Figure record extracts:
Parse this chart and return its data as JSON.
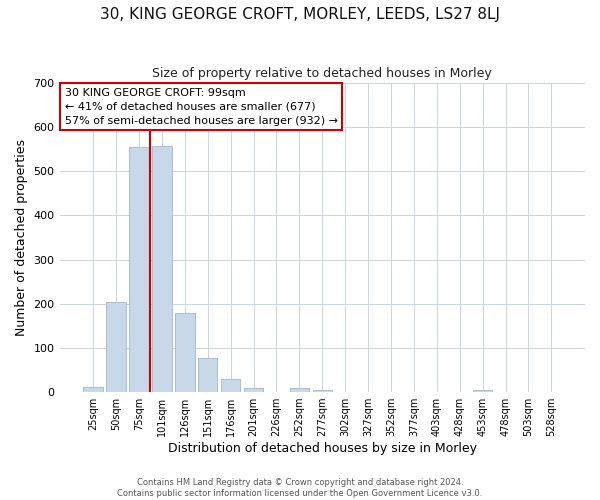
{
  "title": "30, KING GEORGE CROFT, MORLEY, LEEDS, LS27 8LJ",
  "subtitle": "Size of property relative to detached houses in Morley",
  "xlabel": "Distribution of detached houses by size in Morley",
  "ylabel": "Number of detached properties",
  "bin_labels": [
    "25sqm",
    "50sqm",
    "75sqm",
    "101sqm",
    "126sqm",
    "151sqm",
    "176sqm",
    "201sqm",
    "226sqm",
    "252sqm",
    "277sqm",
    "302sqm",
    "327sqm",
    "352sqm",
    "377sqm",
    "403sqm",
    "428sqm",
    "453sqm",
    "478sqm",
    "503sqm",
    "528sqm"
  ],
  "bar_heights": [
    12,
    205,
    555,
    558,
    180,
    78,
    30,
    10,
    0,
    10,
    5,
    0,
    0,
    0,
    0,
    0,
    0,
    5,
    0,
    0,
    0
  ],
  "bar_color": "#c8d8e8",
  "bar_edge_color": "#a0b8cc",
  "vline_x_index": 2.5,
  "vline_color": "#cc0000",
  "annotation_text": "30 KING GEORGE CROFT: 99sqm\n← 41% of detached houses are smaller (677)\n57% of semi-detached houses are larger (932) →",
  "annotation_box_facecolor": "#ffffff",
  "annotation_box_edgecolor": "#cc0000",
  "ylim": [
    0,
    700
  ],
  "yticks": [
    0,
    100,
    200,
    300,
    400,
    500,
    600,
    700
  ],
  "footer_line1": "Contains HM Land Registry data © Crown copyright and database right 2024.",
  "footer_line2": "Contains public sector information licensed under the Open Government Licence v3.0.",
  "fig_bg_color": "#ffffff",
  "plot_bg_color": "#ffffff",
  "grid_color": "#c8d4e0"
}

Written exercise
Pick out every line above that contains the word "houses" and copy it.

Full answer
  "subtitle": "Size of property relative to detached houses in Morley",
  "xlabel": "Distribution of detached houses by size in Morley",
  "annotation_text": "30 KING GEORGE CROFT: 99sqm\n← 41% of detached houses are smaller (677)\n57% of semi-detached houses are larger (932) →",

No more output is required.